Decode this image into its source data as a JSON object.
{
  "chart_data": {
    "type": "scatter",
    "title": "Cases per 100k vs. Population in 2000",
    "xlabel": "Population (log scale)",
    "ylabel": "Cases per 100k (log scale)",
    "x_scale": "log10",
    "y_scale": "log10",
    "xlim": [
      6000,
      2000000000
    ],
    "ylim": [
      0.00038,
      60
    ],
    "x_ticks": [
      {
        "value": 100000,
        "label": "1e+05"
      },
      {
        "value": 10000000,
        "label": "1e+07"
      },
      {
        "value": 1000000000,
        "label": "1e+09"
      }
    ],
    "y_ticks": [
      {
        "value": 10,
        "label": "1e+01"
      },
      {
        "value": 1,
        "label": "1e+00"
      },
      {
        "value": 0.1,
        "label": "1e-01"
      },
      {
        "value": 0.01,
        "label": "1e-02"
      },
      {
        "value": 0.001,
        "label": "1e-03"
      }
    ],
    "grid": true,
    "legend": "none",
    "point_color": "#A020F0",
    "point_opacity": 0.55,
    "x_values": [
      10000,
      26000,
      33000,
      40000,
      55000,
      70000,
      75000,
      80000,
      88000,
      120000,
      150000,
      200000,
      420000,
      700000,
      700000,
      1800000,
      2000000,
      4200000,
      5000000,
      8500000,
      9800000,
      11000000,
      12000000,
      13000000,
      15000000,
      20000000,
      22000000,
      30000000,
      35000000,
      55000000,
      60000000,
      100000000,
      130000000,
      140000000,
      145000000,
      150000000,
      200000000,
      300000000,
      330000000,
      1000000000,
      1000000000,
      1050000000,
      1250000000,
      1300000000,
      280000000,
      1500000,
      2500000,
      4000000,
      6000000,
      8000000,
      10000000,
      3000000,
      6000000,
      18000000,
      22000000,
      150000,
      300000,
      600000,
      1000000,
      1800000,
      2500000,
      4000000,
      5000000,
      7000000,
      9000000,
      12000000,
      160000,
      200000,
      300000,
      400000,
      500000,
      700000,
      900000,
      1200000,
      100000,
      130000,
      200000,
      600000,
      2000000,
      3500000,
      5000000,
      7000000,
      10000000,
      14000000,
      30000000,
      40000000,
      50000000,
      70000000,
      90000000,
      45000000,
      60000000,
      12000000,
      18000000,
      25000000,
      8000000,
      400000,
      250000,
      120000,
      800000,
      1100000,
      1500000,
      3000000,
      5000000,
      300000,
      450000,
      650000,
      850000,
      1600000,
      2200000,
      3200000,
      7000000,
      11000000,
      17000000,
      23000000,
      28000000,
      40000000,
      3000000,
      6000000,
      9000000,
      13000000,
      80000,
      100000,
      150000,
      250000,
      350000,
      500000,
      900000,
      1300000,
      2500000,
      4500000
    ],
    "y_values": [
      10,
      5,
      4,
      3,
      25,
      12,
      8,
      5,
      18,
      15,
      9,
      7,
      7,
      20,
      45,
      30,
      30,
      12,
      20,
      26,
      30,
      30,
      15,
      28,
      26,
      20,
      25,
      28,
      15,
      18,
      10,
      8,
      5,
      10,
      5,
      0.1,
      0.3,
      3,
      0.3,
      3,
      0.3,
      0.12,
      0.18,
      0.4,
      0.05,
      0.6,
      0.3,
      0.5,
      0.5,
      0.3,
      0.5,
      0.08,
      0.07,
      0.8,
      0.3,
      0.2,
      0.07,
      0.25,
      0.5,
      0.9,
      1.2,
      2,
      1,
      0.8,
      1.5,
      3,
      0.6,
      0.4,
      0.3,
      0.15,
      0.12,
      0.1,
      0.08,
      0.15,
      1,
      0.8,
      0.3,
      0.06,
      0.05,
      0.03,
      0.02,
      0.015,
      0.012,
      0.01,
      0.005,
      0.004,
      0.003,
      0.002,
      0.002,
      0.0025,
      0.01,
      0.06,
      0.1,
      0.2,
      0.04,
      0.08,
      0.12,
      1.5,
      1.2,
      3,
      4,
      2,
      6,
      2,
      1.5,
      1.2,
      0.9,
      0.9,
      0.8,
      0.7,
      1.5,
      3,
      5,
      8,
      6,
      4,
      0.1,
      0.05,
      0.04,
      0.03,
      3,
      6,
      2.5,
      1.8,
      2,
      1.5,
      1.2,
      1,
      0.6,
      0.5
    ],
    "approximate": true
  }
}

● ● ●

Locate the word "Cases" in the records and collect each line it appears in.

    "title": "Cases per 100k vs. Population in 2000",
    "ylabel": "Cases per 100k (log scale)",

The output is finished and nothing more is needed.